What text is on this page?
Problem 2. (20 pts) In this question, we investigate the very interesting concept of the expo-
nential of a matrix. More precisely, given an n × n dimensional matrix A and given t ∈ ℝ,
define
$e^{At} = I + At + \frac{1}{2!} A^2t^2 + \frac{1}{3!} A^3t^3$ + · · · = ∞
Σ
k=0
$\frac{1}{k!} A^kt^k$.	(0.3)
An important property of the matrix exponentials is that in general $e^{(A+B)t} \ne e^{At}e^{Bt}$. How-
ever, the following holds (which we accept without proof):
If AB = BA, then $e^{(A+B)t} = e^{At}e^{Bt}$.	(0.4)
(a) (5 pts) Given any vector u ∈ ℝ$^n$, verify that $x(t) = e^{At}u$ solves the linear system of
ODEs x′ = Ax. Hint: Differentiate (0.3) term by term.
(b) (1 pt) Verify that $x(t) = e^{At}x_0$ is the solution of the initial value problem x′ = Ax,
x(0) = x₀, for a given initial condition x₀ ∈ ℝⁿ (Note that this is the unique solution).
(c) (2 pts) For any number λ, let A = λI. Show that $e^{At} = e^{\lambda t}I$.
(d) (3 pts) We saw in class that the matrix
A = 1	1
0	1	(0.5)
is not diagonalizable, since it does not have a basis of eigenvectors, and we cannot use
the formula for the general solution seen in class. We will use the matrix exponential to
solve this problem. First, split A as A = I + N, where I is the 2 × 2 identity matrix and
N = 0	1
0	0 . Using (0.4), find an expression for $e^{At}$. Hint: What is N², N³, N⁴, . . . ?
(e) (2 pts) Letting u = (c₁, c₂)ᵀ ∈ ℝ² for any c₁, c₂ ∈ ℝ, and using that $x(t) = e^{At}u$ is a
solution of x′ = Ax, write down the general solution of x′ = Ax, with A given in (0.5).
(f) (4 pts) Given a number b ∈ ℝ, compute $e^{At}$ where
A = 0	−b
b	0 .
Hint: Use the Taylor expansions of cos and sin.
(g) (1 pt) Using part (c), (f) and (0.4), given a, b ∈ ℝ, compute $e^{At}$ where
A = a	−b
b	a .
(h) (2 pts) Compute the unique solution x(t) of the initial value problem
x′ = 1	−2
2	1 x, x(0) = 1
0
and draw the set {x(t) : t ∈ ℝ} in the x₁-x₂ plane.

========================================

> **DESCRIPTION OF THE TASK**:
Locate all lines in the listing above with the word "What". Copy them.

> **TASK SOLUTION**:
What text is on this page?
0	0 . Using (0.4), find an expression for $e^{At}$. Hint: What is N², N³, N⁴, . . . ?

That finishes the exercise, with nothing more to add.